= DIRECTION =
Repeat all the records exactly, omitting pictures.

┌─ SOURCE DATA

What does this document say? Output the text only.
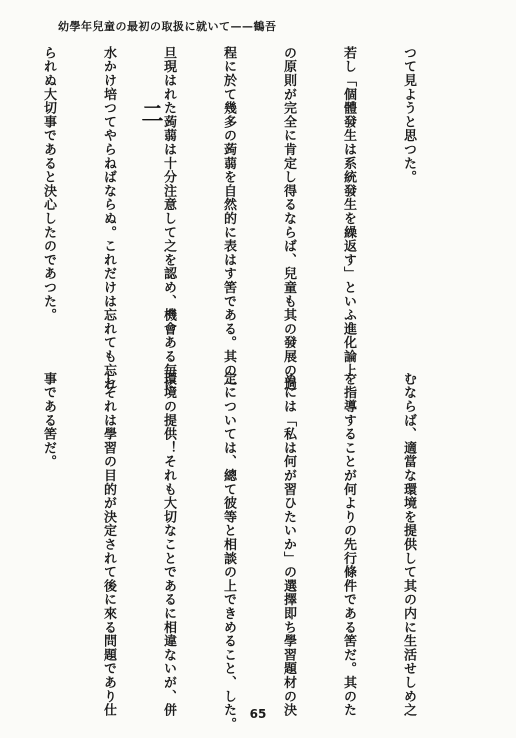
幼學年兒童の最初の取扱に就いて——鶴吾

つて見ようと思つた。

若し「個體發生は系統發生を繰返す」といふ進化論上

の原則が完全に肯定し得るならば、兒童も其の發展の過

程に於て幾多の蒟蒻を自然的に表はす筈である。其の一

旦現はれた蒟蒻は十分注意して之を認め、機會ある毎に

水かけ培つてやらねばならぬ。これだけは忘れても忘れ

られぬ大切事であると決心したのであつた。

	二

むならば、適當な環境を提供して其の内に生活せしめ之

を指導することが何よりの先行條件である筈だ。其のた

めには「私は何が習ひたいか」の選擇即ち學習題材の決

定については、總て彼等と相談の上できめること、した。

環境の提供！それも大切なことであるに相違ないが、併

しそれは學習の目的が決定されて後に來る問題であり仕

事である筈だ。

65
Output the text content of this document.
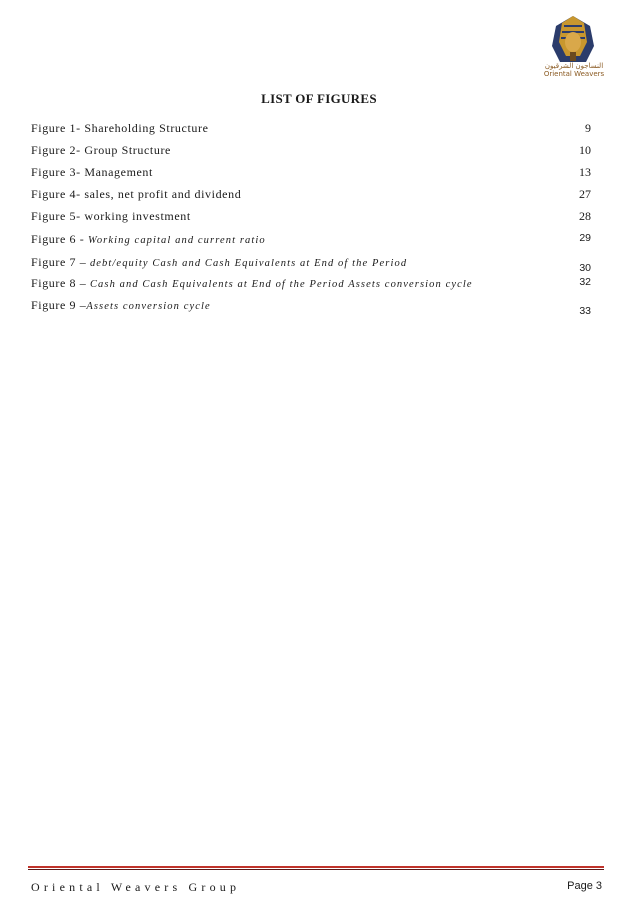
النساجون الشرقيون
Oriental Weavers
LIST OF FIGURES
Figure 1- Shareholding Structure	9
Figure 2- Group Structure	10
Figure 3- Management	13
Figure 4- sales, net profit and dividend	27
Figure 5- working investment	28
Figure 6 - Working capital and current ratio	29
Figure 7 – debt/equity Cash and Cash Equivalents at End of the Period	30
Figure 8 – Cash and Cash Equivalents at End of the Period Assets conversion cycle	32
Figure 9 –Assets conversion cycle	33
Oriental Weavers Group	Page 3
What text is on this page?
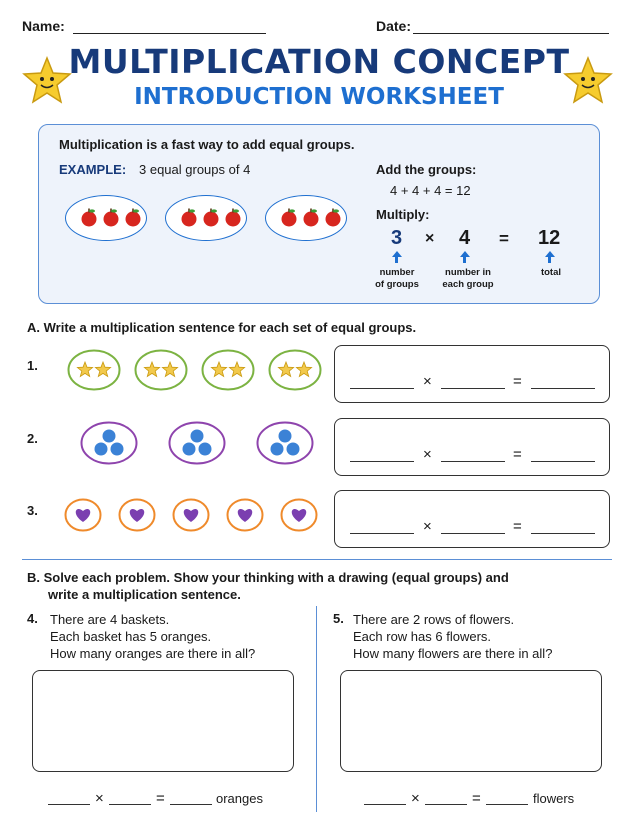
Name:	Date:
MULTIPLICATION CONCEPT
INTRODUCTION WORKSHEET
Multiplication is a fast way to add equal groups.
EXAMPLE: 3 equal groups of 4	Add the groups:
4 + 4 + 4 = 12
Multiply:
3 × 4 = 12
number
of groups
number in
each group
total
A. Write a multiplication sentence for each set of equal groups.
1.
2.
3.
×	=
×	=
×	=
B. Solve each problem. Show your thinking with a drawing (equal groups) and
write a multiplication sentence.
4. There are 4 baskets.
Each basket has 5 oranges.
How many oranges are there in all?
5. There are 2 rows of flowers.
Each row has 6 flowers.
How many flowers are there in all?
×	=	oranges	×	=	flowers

└─

= COMPLETE RESPONSE =
What does this document say? Output the text only.
幼學年兒童の最初の取扱に就いて——鶴吾

つて見ようと思つた。

若し「個體發生は系統發生を繰返す」といふ進化論上

の原則が完全に肯定し得るならば、兒童も其の發展の過

程に於て幾多の蒟蒻を自然的に表はす筈である。其の一

旦現はれた蒟蒻は十分注意して之を認め、機會ある毎に

水かけ培つてやらねばならぬ。これだけは忘れても忘れ

られぬ大切事であると決心したのであつた。

	二

むならば、適當な環境を提供して其の内に生活せしめ之

を指導することが何よりの先行條件である筈だ。其のた

めには「私は何が習ひたいか」の選擇即ち學習題材の決

定については、總て彼等と相談の上できめること、した。

環境の提供！それも大切なことであるに相違ないが、併

しそれは學習の目的が決定されて後に來る問題であり仕

事である筈だ。

65
Output the text content of this document.
النساجون الشرقيون
Oriental Weavers
LIST OF FIGURES
Figure 1- Shareholding Structure	9
Figure 2- Group Structure	10
Figure 3- Management	13
Figure 4- sales, net profit and dividend	27
Figure 5- working investment	28
Figure 6 - Working capital and current ratio	29
Figure 7 – debt/equity Cash and Cash Equivalents at End of the Period	30
Figure 8 – Cash and Cash Equivalents at End of the Period Assets conversion cycle	32
Figure 9 –Assets conversion cycle	33
Oriental Weavers Group	Page 3
What text is on this page?
Name:	Date:
MULTIPLICATION CONCEPT
INTRODUCTION WORKSHEET
Multiplication is a fast way to add equal groups.
EXAMPLE: 3 equal groups of 4	Add the groups:
4 + 4 + 4 = 12
Multiply:
3 × 4 = 12
number
of groups
number in
each group
total
A. Write a multiplication sentence for each set of equal groups.
1.
2.
3.
×	=
×	=
×	=
B. Solve each problem. Show your thinking with a drawing (equal groups) and
write a multiplication sentence.
4. There are 4 baskets.
Each basket has 5 oranges.
How many oranges are there in all?
5. There are 2 rows of flowers.
Each row has 6 flowers.
How many flowers are there in all?
×	=	oranges	×	=	flowers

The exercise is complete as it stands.